Given instruction:
Keep only the lines that hold the string "Lock", filtering out the rest of the entries below.
>> Begin Excerpted data
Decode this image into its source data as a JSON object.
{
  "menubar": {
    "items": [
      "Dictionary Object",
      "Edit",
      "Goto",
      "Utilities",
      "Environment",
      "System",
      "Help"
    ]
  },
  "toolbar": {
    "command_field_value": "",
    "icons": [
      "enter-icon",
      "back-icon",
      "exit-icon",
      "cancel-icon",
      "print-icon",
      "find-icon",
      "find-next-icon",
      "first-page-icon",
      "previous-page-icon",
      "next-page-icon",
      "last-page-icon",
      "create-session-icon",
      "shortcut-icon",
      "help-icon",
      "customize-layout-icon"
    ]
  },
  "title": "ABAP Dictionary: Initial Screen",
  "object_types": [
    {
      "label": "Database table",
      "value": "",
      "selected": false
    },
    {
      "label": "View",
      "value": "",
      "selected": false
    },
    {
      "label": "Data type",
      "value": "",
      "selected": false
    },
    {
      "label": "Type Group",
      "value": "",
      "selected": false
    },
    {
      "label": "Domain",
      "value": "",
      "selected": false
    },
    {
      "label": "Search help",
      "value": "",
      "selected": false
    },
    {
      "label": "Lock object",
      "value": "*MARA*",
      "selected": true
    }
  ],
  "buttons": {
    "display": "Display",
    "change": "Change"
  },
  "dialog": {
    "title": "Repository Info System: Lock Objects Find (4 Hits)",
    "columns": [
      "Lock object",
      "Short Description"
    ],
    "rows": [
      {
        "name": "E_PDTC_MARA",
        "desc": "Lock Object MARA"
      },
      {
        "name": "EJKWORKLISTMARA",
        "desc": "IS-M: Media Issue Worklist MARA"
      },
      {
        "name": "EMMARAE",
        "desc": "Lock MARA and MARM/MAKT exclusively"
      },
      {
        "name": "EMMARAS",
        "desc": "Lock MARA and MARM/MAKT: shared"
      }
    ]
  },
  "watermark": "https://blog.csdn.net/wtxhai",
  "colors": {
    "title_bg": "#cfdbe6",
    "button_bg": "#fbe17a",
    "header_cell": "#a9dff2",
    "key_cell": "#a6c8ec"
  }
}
>> End Excerpted data
The completed task:
      "label": "Lock object",
    "title": "Repository Info System: Lock Objects Find (4 Hits)",
      "Lock object",
        "desc": "Lock Object MARA"
        "desc": "Lock MARA and MARM/MAKT exclusively"
        "desc": "Lock MARA and MARM/MAKT: shared"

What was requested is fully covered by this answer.